*Task directions*.
Can you write what comes next in the news article about the farewell event at Whittier Junior High School in Lorain, picking up after its final paragraph?
____ Selected text
Longtime friends relive the old days at Farewell to Whittier

LORAIN – If you ask longtime friends Samantha Szabo, Rebecca Deaton, Toni Rees and Bart Hamrick to point to the time that solidified their friendship, they say 1981 to 1983, when they were students at Whittier Junior High School.

There, the four met and made memories to last a lifetime.

Szabo, Deaton and Rees said they all had homeroom together.

They sat side-by-side every day, and that proximity was all that was needed for them to become good friends.

Hamrick said he had known Szabo and Rees since second grade and welcomed Deaton into the fold as soon as he met her.

Over the years, all have remained close, and on Saturday they walked the halls of Whittier together for the last time.

The school, on Seneca Avenue on the city’s south side, closed at the end of last school year. In the future, the shuttered building will be torn down and a new school built in its place.

It was built in 1922.

The group of friends did not think about the end Saturday as a Farewell to Whittier event was held at the school. Instead, they laughed and talked about the days of yesteryear when big hair, crazy clothes and avoiding the back side of the principal’s paddle were more important.

“Every classroom you walk into, you know exactly what you said or did,” Hamrick said with a laugh.

“Yeah, but this place sure seems smaller,” added Deaton, who had a camera in her hand and snapped photo after photo of her friends.

The mementos will soon be the only thing beyond their fond memories to remind them that the Whittier they knew and loved ever existed.

“They rebuild stuff and give it a new name, but they are taking away our memories,” Reese said.

Whittier was the place where Hamrick said he learned how to draw his first three-dimensional house. Deaton made a lead-cast hot dog complete with fixings. Szabo said being a member of the girls track team kept her in shape. When it was warm outside, they ran around the building, and when it wasn’t good weather they simply came before school started and ran in the hallways.

“You can take away the building, but the memories are still here,” she said.

More than 200 people came to the school for one last look Saturday.

“It’s so sad to know it’s being torn down,” said 51-year-old Ana Arebalo of Lorain. “There are a lot of memories in these halls. I still have a lot of the same friends I made while I was here.”
________
____ Source material
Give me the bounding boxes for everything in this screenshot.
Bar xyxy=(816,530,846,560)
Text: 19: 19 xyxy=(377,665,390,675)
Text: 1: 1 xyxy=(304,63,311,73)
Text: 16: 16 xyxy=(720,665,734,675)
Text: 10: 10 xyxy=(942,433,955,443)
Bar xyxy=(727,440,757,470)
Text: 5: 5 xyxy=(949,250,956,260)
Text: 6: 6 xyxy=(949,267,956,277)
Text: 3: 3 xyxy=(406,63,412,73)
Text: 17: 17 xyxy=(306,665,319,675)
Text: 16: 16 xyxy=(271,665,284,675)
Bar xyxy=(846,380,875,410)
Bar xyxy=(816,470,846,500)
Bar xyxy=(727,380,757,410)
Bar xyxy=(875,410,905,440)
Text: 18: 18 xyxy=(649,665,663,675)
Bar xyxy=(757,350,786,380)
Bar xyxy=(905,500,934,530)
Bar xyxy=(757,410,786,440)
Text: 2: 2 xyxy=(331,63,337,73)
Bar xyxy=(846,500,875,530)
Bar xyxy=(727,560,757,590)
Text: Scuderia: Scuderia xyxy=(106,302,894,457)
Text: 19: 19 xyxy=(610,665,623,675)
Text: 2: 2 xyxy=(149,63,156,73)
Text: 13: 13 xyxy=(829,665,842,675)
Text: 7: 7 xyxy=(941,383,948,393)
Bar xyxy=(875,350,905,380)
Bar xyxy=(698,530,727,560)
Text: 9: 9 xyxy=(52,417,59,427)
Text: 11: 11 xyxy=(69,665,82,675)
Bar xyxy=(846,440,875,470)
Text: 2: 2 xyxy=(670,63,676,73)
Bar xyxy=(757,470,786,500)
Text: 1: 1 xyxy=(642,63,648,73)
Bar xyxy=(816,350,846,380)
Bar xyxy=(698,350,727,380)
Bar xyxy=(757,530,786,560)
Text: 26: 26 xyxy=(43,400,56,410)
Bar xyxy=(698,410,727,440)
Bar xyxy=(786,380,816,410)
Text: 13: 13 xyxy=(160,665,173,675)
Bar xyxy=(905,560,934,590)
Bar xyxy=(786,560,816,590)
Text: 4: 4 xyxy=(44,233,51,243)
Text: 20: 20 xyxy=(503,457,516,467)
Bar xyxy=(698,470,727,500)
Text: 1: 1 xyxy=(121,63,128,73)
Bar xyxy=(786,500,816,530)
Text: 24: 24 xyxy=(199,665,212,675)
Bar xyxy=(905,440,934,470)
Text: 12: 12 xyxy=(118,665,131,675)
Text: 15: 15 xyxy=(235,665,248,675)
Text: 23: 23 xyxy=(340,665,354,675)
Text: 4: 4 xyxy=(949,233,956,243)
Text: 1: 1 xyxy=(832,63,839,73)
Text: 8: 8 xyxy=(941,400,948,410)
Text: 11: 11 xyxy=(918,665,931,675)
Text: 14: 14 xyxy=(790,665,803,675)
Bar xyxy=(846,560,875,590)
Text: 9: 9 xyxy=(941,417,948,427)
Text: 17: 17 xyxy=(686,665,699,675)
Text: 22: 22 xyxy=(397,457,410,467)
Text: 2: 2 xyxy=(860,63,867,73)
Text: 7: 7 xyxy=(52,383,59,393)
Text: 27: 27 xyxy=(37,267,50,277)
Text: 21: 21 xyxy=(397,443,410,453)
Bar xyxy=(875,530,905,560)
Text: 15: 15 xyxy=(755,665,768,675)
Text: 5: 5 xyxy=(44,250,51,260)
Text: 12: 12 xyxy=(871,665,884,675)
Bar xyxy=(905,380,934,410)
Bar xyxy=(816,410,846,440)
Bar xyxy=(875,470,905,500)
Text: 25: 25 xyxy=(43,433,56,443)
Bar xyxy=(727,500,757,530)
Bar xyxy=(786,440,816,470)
________
*Response for this exercise*.
Arebalo graduated from Whittier in 1973. She was there for seventh and eighth grade before moving on to Southview High School, which Lorain Schools also closed at the end of last school year.

“We used to run down these hallways when we weren’t supposed to,” she said. “But that’s in the past. They have closed all of my schools; first it was Lowell Elementary, now Whittier and Southview are gone.”

Arebalo said both of her children attended Whittier and Southview, and she felt comfortable to have them in the neighborhood at a familiar place.

“I don’t know if closing all these school will ultimately be good for the district,” she said. “It will definitely save money, but are the children getting what they need now?”

School board member Paul Biber, Whittier alumnus from 1961, said he also remembers some good times at Whittier, but the old building was not in good shape.

“It would cost us more money to keep the building open than to build a new one,” he said. “We were spending well over $100,000 a year just to maintain the roof. Over the years, that will quickly add up to millions.”

A date for when the school will be demolished has not been set. Before the walls can come down, the district must go through a process of offering the building for sale.

Biber said he doesn’t believe the building will sell.

“No one has bought any of the old buildings we have closed and torn down,” he said. “Buying an old building like that would mean the new owner has to take on the same maintenance issues we had. No one really wants that.”